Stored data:
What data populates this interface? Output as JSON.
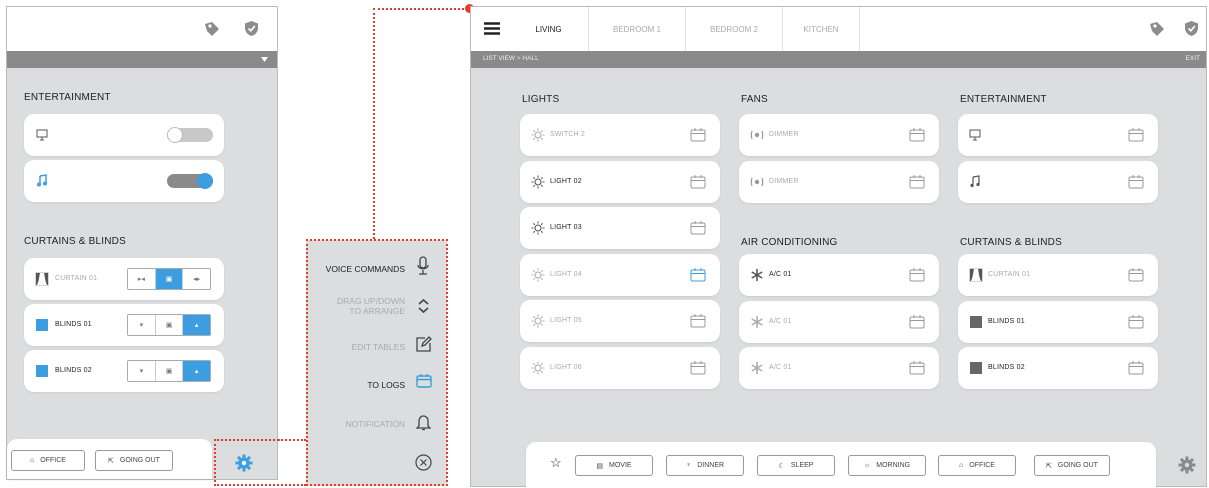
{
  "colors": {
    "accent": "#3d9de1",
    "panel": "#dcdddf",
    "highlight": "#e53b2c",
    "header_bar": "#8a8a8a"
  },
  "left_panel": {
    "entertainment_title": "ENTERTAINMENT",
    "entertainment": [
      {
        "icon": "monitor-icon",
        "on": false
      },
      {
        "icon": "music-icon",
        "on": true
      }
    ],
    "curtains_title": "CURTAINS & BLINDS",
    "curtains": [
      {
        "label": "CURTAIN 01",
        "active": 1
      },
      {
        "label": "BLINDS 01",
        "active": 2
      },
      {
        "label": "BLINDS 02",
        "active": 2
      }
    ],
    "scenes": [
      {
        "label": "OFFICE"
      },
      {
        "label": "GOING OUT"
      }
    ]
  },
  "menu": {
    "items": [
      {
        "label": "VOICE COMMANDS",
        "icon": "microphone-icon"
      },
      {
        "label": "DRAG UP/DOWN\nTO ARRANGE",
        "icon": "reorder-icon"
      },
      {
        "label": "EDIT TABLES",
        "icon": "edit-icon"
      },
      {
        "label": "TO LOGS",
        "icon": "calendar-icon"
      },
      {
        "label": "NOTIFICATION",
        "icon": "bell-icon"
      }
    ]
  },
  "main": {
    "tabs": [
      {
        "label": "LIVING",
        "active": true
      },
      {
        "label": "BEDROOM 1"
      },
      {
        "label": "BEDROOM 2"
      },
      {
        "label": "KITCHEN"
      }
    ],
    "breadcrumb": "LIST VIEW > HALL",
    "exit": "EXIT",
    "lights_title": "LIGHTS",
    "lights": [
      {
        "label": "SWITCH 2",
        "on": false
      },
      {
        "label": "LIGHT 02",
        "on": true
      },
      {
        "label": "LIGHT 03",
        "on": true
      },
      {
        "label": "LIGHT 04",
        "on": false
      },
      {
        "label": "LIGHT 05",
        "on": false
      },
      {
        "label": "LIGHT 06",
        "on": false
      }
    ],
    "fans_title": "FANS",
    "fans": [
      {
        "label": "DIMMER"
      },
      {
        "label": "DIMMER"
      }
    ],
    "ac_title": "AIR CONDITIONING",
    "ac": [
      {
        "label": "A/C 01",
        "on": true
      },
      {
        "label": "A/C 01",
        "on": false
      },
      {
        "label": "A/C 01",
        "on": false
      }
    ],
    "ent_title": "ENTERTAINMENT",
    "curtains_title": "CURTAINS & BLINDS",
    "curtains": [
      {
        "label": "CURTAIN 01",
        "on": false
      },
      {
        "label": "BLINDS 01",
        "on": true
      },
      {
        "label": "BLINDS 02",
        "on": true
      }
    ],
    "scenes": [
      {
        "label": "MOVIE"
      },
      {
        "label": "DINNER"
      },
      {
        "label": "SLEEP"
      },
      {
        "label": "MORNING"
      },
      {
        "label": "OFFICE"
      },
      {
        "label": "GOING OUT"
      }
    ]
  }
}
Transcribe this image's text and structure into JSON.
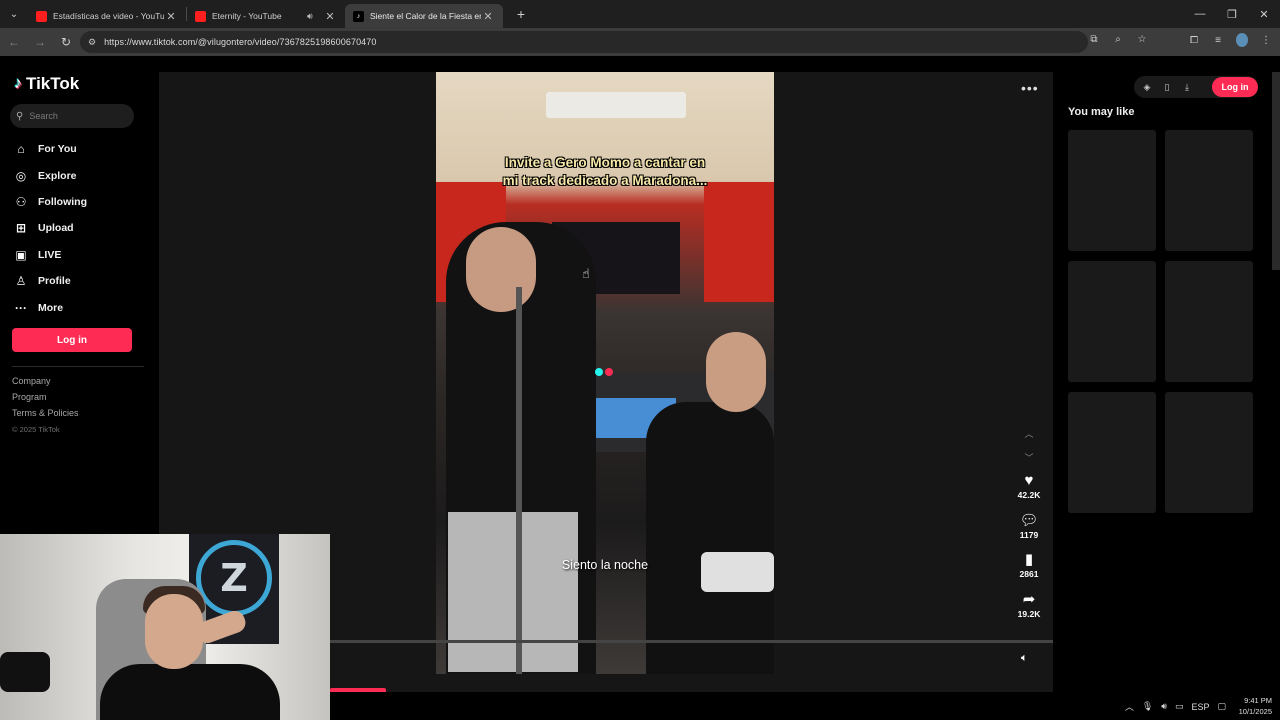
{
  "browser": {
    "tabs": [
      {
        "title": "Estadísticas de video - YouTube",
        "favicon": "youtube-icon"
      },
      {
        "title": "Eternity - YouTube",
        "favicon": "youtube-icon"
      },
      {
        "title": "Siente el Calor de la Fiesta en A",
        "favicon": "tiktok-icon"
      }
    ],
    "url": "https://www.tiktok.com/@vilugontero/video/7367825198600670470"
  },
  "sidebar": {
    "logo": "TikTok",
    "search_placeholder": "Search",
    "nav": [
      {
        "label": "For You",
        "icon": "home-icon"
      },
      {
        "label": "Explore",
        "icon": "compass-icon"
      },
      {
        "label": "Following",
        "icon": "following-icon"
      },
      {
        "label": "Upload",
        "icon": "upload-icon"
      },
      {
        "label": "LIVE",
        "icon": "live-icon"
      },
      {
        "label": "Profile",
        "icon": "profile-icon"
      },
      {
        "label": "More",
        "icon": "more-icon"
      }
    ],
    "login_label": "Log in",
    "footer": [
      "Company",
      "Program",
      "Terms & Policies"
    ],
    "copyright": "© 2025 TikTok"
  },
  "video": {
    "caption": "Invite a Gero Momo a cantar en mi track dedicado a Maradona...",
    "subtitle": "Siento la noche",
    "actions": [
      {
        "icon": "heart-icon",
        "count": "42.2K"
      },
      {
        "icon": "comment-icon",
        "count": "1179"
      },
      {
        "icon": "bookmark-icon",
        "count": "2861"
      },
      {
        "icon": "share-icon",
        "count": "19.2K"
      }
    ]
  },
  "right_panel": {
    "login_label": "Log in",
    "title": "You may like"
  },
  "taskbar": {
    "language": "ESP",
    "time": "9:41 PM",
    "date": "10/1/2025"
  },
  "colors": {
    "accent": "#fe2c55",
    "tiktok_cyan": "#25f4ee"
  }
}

→ What is needed
Each line that contains the string "active" counts once; report how many such lines the entries have, giving only the number.

→ Solution
4